=== SET TASK ===
Report back each line of the records that contains the string "icon".

■ ■ ■ ■ ■ ■ ■

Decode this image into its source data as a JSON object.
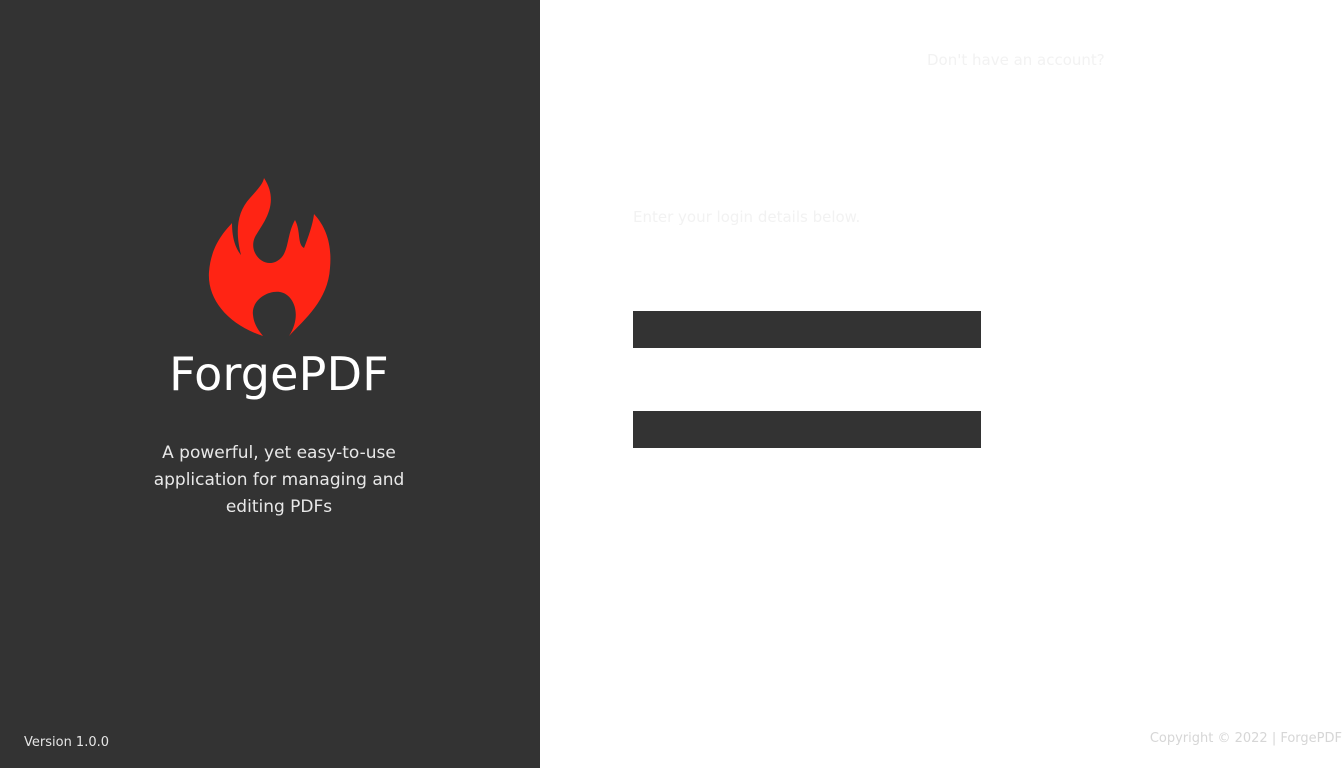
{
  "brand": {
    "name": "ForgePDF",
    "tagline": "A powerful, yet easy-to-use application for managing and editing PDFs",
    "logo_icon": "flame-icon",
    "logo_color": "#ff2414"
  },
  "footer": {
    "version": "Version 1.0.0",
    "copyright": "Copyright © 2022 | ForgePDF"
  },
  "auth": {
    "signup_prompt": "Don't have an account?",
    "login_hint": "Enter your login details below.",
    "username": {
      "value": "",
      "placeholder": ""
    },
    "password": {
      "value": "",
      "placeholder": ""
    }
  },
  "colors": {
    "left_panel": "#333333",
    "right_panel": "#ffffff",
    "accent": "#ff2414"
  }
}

■ ■ ■ ■ ■ ■ ■

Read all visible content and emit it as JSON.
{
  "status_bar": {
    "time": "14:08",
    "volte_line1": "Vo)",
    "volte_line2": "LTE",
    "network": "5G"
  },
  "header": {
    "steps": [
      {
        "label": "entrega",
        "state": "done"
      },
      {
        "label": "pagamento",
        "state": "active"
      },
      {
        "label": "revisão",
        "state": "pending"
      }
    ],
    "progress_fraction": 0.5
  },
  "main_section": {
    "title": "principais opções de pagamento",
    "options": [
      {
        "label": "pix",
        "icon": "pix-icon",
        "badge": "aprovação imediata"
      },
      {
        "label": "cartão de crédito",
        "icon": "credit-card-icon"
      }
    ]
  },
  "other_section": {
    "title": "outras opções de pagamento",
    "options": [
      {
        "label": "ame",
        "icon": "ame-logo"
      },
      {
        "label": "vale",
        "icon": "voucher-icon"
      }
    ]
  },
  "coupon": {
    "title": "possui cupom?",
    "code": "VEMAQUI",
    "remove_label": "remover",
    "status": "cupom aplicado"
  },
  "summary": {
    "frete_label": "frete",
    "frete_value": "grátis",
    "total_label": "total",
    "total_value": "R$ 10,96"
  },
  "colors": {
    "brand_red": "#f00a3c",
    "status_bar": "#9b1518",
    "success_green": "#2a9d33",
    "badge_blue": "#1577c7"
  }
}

■ ■ ■ ■ ■ ■ ■

=== ANSWER BELOW ===
    "logo_icon": "flame-icon",
        "icon": "pix-icon",
        "icon": "credit-card-icon"
        "icon": "ame-logo"
        "icon": "voucher-icon"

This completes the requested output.